**WORK INSTRUCTIONS**.
Render every line below as a Markdown table with the columns Row and Line, numbering the rows and skipping any blank lines.

**PROVIDED RECORDS**.
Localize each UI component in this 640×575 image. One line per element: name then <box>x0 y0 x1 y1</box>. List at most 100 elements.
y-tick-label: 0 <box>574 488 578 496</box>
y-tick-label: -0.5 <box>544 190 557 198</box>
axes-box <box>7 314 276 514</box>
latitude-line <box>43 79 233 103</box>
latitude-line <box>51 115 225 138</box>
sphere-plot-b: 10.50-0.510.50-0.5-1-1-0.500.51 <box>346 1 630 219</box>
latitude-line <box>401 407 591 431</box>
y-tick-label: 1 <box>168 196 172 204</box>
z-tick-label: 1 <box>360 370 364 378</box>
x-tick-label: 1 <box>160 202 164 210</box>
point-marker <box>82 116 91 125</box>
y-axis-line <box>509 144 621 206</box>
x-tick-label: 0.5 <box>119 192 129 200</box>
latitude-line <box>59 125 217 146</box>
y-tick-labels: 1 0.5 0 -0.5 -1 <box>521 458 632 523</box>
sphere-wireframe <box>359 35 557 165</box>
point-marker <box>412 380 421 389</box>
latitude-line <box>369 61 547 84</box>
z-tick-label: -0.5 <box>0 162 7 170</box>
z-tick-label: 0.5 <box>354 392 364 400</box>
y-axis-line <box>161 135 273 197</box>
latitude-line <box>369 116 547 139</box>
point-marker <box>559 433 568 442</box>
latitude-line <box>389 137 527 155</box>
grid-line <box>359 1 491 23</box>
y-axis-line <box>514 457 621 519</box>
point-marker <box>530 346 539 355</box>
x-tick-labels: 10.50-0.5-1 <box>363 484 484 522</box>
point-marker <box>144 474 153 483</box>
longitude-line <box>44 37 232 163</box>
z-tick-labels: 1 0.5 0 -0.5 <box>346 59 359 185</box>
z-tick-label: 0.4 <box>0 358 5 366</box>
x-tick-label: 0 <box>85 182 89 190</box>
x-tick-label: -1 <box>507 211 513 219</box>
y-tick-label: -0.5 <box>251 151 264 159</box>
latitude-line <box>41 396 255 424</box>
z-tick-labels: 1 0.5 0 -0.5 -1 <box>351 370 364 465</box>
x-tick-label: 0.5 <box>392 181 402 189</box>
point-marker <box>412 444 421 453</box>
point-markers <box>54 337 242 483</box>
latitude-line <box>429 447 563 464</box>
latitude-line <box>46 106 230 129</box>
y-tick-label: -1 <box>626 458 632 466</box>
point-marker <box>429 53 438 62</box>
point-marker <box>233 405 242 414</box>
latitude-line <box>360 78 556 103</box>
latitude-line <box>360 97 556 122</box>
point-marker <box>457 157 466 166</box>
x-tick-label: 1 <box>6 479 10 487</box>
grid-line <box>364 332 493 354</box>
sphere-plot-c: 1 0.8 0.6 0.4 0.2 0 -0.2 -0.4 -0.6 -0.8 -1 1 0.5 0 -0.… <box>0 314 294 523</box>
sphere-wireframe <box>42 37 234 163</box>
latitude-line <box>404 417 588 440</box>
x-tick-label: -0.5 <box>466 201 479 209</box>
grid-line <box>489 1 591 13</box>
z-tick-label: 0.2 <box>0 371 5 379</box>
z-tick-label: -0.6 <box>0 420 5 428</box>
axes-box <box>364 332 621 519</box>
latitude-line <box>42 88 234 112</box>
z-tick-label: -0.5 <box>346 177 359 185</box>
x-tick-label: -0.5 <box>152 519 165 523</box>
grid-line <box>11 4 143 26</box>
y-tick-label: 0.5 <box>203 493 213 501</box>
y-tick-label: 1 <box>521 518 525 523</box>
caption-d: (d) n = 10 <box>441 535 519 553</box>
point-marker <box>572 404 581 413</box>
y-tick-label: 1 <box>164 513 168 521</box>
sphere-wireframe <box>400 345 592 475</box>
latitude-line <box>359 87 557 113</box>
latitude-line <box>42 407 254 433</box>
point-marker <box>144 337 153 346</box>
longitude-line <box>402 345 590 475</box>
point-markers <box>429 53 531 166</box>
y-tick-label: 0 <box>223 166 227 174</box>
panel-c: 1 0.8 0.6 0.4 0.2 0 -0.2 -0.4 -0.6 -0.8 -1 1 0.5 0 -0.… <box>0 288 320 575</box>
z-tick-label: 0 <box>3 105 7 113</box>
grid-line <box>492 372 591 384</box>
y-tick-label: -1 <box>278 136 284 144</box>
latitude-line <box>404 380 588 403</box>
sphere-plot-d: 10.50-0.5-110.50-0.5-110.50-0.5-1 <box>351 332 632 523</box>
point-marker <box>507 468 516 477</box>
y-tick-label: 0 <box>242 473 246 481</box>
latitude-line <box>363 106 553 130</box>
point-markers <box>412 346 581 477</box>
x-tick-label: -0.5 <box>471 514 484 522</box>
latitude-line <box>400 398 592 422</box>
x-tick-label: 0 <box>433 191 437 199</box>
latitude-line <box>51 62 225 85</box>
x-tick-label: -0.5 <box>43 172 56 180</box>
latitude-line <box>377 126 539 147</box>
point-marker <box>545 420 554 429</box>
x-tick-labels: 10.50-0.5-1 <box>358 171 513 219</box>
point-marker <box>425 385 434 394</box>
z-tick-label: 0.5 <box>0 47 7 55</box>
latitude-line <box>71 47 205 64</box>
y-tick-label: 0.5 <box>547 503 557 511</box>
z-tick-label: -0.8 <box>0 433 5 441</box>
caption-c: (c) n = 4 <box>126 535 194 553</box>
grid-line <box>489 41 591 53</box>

**RIGHT ANSWER**.
| Row | Line |
|---|---|
| 1 | Localize each UI component in this 640×575 image. One line per element: name then <box>x0 y0 x1 y1</box>. List at most 100 elements. |
| 2 | y-tick-label: 0 <box>574 488 578 496</box> |
| 3 | y-tick-label: -0.5 <box>544 190 557 198</box> |
| 4 | axes-box <box>7 314 276 514</box> |
| 5 | latitude-line <box>43 79 233 103</box> |
| 6 | latitude-line <box>51 115 225 138</box> |
| 7 | sphere-plot-b: 10.50-0.510.50-0.5-1-1-0.500.51 <box>346 1 630 219</box> |
| 8 | latitude-line <box>401 407 591 431</box> |
| 9 | y-tick-label: 1 <box>168 196 172 204</box> |
| 10 | z-tick-label: 1 <box>360 370 364 378</box> |
| 11 | x-tick-label: 1 <box>160 202 164 210</box> |
| 12 | point-marker <box>82 116 91 125</box> |
| 13 | y-axis-line <box>509 144 621 206</box> |
| 14 | x-tick-label: 0.5 <box>119 192 129 200</box> |
| 15 | latitude-line <box>59 125 217 146</box> |
| 16 | y-tick-labels: 1 0.5 0 -0.5 -1 <box>521 458 632 523</box> |
| 17 | sphere-wireframe <box>359 35 557 165</box> |
| 18 | point-marker <box>412 380 421 389</box> |
| 19 | latitude-line <box>369 61 547 84</box> |
| 20 | z-tick-label: -0.5 <box>0 162 7 170</box> |
| 21 | z-tick-label: 0.5 <box>354 392 364 400</box> |
| 22 | y-axis-line <box>161 135 273 197</box> |
| 23 | latitude-line <box>369 116 547 139</box> |
| 24 | point-marker <box>559 433 568 442</box> |
| 25 | latitude-line <box>389 137 527 155</box> |
| 26 | grid-line <box>359 1 491 23</box> |
| 27 | y-axis-line <box>514 457 621 519</box> |
| 28 | point-marker <box>530 346 539 355</box> |
| 29 | x-tick-labels: 10.50-0.5-1 <box>363 484 484 522</box> |
| 30 | point-marker <box>144 474 153 483</box> |
| 31 | longitude-line <box>44 37 232 163</box> |
| 32 | z-tick-labels: 1 0.5 0 -0.5 <box>346 59 359 185</box> |
| 33 | z-tick-label: 0.4 <box>0 358 5 366</box> |
| 34 | x-tick-label: 0 <box>85 182 89 190</box> |
| 35 | x-tick-label: -1 <box>507 211 513 219</box> |
| 36 | y-tick-label: -0.5 <box>251 151 264 159</box> |
| 37 | latitude-line <box>41 396 255 424</box> |
| 38 | z-tick-labels: 1 0.5 0 -0.5 -1 <box>351 370 364 465</box> |
| 39 | x-tick-label: 0.5 <box>392 181 402 189</box> |
| 40 | point-marker <box>412 444 421 453</box> |
| 41 | point-markers <box>54 337 242 483</box> |
| 42 | latitude-line <box>429 447 563 464</box> |
| 43 | latitude-line <box>46 106 230 129</box> |
| 44 | y-tick-label: -1 <box>626 458 632 466</box> |
| 45 | point-marker <box>429 53 438 62</box> |
| 46 | point-marker <box>233 405 242 414</box> |
| 47 | latitude-line <box>360 78 556 103</box> |
| 48 | latitude-line <box>360 97 556 122</box> |
| 49 | point-marker <box>457 157 466 166</box> |
| 50 | x-tick-label: 1 <box>6 479 10 487</box> |
| 51 | grid-line <box>364 332 493 354</box> |
| 52 | sphere-plot-c: 1 0.8 0.6 0.4 0.2 0 -0.2 -0.4 -0.6 -0.8 -1 1 0.5 0 -0.… <box>0 314 294 523</box> |
| 53 | sphere-wireframe <box>42 37 234 163</box> |
| 54 | latitude-line <box>404 417 588 440</box> |
| 55 | x-tick-label: -0.5 <box>466 201 479 209</box> |
| 56 | grid-line <box>489 1 591 13</box> |
| 57 | z-tick-label: 0.2 <box>0 371 5 379</box> |
| 58 | z-tick-label: -0.6 <box>0 420 5 428</box> |
| 59 | axes-box <box>364 332 621 519</box> |
| 60 | latitude-line <box>42 88 234 112</box> |
| 61 | z-tick-label: -0.5 <box>346 177 359 185</box> |
| 62 | x-tick-label: -0.5 <box>152 519 165 523</box> |
| 63 | grid-line <box>11 4 143 26</box> |
| 64 | y-tick-label: 0.5 <box>203 493 213 501</box> |
| 65 | y-tick-label: 1 <box>521 518 525 523</box> |
| 66 | caption-d: (d) n = 10 <box>441 535 519 553</box> |
| 67 | point-marker <box>572 404 581 413</box> |
| 68 | y-tick-label: 1 <box>164 513 168 521</box> |
| 69 | sphere-wireframe <box>400 345 592 475</box> |
| 70 | latitude-line <box>359 87 557 113</box> |
| 71 | latitude-line <box>42 407 254 433</box> |
| 72 | point-marker <box>144 337 153 346</box> |
| 73 | longitude-line <box>402 345 590 475</box> |
| 74 | point-markers <box>429 53 531 166</box> |
| 75 | y-tick-label: 0 <box>223 166 227 174</box> |
| 76 | panel-c: 1 0.8 0.6 0.4 0.2 0 -0.2 -0.4 -0.6 -0.8 -1 1 0.5 0 -0.… <box>0 288 320 575</box> |
| 77 | z-tick-label: 0 <box>3 105 7 113</box> |
| 78 | grid-line <box>492 372 591 384</box> |
| 79 | y-tick-label: -1 <box>278 136 284 144</box> |
| 80 | latitude-line <box>404 380 588 403</box> |
| 81 | sphere-plot-d: 10.50-0.5-110.50-0.5-110.50-0.5-1 <box>351 332 632 523</box> |
| 82 | point-marker <box>507 468 516 477</box> |
| 83 | y-tick-label: 0 <box>242 473 246 481</box> |
| 84 | latitude-line <box>363 106 553 130</box> |
| 85 | point-markers <box>412 346 581 477</box> |
| 86 | x-tick-label: -0.5 <box>471 514 484 522</box> |
| 87 | latitude-line <box>400 398 592 422</box> |
| 88 | x-tick-label: 0 <box>433 191 437 199</box> |
| 89 | latitude-line <box>51 62 225 85</box> |
| 90 | x-tick-label: -0.5 <box>43 172 56 180</box> |
| 91 | latitude-line <box>377 126 539 147</box> |
| 92 | point-marker <box>545 420 554 429</box> |
| 93 | x-tick-labels: 10.50-0.5-1 <box>358 171 513 219</box> |
| 94 | point-marker <box>425 385 434 394</box> |
| 95 | z-tick-label: 0.5 <box>0 47 7 55</box> |
| 96 | latitude-line <box>71 47 205 64</box> |
| 97 | y-tick-label: 0.5 <box>547 503 557 511</box> |
| 98 | z-tick-label: -0.8 <box>0 433 5 441</box> |
| 99 | caption-c: (c) n = 4 <box>126 535 194 553</box> |
| 100 | grid-line <box>489 41 591 53</box> |